- _SUPPLIED PASSAGE_:

BEGIN

Background
As many of us know, the Hyper is not the smoothest bike around town. While it doesn't affect everyone, there are a large number of riders that complain of "lean surging", "stumbling", "sputtering", and other issues, particularly at slow speeds and through traffic. This is an issue that plagues many modern motorcycles as manufacturers try to make them pass emissions regulations by giving less and less fuel. It's not uncommon for a new bike to have complaints of being hard to maintain a steady speed, and having a very sensitive throttle at very small throttle openings.
I hope this is not too basic, but I would like to explain the whole story for those not totally familiar. The acronym "AFR" means Air-Fuel-Ratio, and describes the ratio of air to fuel (duh) in the cylinder during combustion. There are particular ratios that work best with certain engine configurations, but basic chemistry also plays a role.
Here's an informative graph:
Based on lots of research, I've found that an AFR somewhere in the 13:0-14:0 range is a good balance between fuel economy, engine smoothness, power, and longevity. In order to achieve this, you have a couple options.

END

- _DIRECTIONS_:
1. According to the Hyper fueling post, why do many modern motorcycles suffer from problems like lean surging? Answer in one to three sentences.
2. Retype the stretch of the Hyper fueling post from "Here's an informative" through "a couple options.".
The rows play no part in this work.

- _DATA LISTING_:
BEGIN

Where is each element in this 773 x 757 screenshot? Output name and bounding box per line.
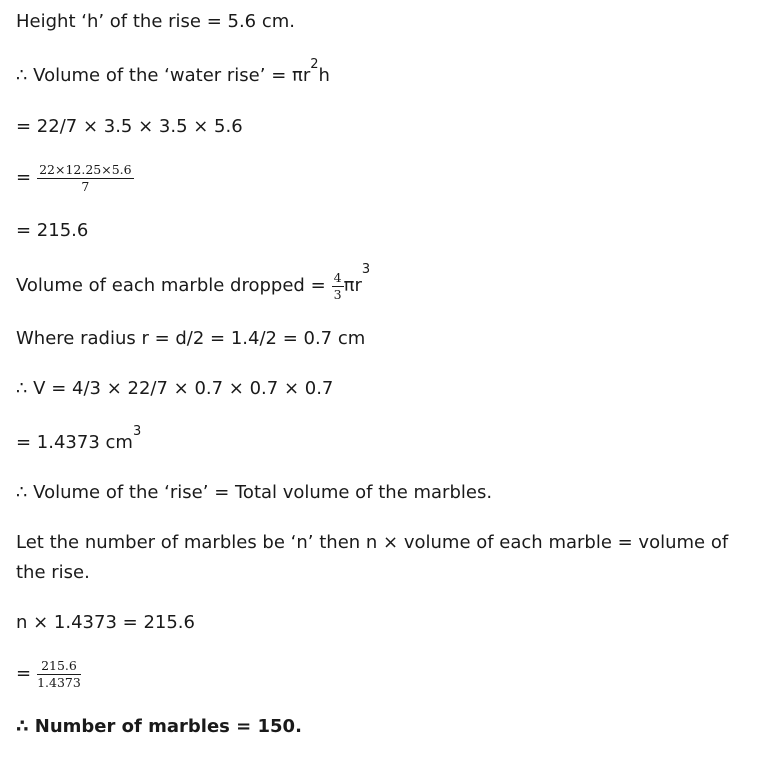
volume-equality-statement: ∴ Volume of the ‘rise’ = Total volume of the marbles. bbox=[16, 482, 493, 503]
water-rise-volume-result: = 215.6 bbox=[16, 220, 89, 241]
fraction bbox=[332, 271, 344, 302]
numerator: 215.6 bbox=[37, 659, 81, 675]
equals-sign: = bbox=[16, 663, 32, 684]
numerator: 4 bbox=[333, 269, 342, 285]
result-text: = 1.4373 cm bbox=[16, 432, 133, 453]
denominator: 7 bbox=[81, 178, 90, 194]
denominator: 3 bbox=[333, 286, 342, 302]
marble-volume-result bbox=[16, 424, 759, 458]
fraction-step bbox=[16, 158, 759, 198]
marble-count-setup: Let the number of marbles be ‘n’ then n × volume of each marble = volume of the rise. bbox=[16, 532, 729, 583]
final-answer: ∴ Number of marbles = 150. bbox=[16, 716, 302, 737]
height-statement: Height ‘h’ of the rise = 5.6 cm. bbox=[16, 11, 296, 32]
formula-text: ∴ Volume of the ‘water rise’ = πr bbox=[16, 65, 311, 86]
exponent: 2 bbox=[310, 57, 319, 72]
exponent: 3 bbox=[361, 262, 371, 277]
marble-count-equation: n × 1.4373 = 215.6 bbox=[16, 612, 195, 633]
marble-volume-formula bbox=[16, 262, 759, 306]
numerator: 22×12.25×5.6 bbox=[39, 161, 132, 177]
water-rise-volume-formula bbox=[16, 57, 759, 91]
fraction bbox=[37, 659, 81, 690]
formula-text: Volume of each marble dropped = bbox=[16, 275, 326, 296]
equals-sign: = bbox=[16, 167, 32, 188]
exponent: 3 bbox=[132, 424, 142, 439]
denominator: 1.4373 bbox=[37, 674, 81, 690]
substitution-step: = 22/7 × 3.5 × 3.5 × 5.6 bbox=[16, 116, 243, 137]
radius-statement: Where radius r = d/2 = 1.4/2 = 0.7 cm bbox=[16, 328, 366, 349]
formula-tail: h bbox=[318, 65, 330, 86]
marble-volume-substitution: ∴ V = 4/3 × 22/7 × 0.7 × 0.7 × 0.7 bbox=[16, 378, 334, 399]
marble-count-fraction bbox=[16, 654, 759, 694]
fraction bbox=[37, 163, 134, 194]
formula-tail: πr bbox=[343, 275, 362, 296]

END

- _ANSWER LIST_:
1. Manufacturers give the bikes less and less fuel so they will pass emissions regulations. As a result, new bikes often draw complaints that they are hard to hold at a steady speed and have a very sensitive throttle at small openings.

2.
Here's an informative graph:
Based on lots of research, I've found that an AFR somewhere in the 13:0-14:0 range is a good balance between fuel economy, engine smoothness, power, and longevity. In order to achieve this, you have a couple options.